Format the data below as a numbered list, one line per item, leaving out any blank lines.

- Provided records:
━━━━

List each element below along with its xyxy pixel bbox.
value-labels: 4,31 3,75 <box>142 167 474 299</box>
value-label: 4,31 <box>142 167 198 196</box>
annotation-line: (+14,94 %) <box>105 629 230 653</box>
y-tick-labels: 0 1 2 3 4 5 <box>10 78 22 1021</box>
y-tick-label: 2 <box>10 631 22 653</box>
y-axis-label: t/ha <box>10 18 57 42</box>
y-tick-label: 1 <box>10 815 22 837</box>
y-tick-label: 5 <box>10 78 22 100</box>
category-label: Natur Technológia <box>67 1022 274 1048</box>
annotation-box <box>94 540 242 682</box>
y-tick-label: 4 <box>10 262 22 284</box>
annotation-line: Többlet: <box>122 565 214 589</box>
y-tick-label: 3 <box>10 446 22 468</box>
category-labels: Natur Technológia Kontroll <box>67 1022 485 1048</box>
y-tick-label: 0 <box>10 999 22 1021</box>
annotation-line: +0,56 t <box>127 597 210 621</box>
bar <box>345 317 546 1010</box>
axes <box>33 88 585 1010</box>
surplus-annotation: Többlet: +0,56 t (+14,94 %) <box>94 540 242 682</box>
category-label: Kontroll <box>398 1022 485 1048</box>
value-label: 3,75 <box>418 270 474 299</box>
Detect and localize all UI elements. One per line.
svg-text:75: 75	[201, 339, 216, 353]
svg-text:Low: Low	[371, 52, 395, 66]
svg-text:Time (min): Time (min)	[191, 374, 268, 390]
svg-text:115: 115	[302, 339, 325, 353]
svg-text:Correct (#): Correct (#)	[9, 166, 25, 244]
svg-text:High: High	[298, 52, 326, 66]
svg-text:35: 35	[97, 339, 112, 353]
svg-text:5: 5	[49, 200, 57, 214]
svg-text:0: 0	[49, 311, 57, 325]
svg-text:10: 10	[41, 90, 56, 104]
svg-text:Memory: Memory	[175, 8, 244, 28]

━━━━

- Answer below:
1. List each element below along with its xyxy pixel bbox.
2. value-labels: 4,31 3,75 <box>142 167 474 299</box>
3. value-label: 4,31 <box>142 167 198 196</box>
4. annotation-line: (+14,94 %) <box>105 629 230 653</box>
5. y-tick-labels: 0 1 2 3 4 5 <box>10 78 22 1021</box>
6. y-tick-label: 2 <box>10 631 22 653</box>
7. y-axis-label: t/ha <box>10 18 57 42</box>
8. y-tick-label: 1 <box>10 815 22 837</box>
9. y-tick-label: 5 <box>10 78 22 100</box>
10. category-label: Natur Technológia <box>67 1022 274 1048</box>
11. annotation-box <box>94 540 242 682</box>
12. y-tick-label: 4 <box>10 262 22 284</box>
13. annotation-line: Többlet: <box>122 565 214 589</box>
14. y-tick-label: 3 <box>10 446 22 468</box>
15. category-labels: Natur Technológia Kontroll <box>67 1022 485 1048</box>
16. y-tick-label: 0 <box>10 999 22 1021</box>
17. annotation-line: +0,56 t <box>127 597 210 621</box>
18. bar <box>345 317 546 1010</box>
19. axes <box>33 88 585 1010</box>
20. surplus-annotation: Többlet: +0,56 t (+14,94 %) <box>94 540 242 682</box>
21. category-label: Kontroll <box>398 1022 485 1048</box>
22. value-label: 3,75 <box>418 270 474 299</box>
23. Detect and localize all UI elements. One per line.
24. svg-text:75: 75	[201, 339, 216, 353]
25. svg-text:Low: Low	[371, 52, 395, 66]
26. svg-text:Time (min): Time (min)	[191, 374, 268, 390]
27. svg-text:115: 115	[302, 339, 325, 353]
28. svg-text:Correct (#): Correct (#)	[9, 166, 25, 244]
29. svg-text:High: High	[298, 52, 326, 66]
30. svg-text:35: 35	[97, 339, 112, 353]
31. svg-text:5: 5	[49, 200, 57, 214]
32. svg-text:0: 0	[49, 311, 57, 325]
33. svg-text:10: 10	[41, 90, 56, 104]
34. svg-text:Memory: Memory	[175, 8, 244, 28]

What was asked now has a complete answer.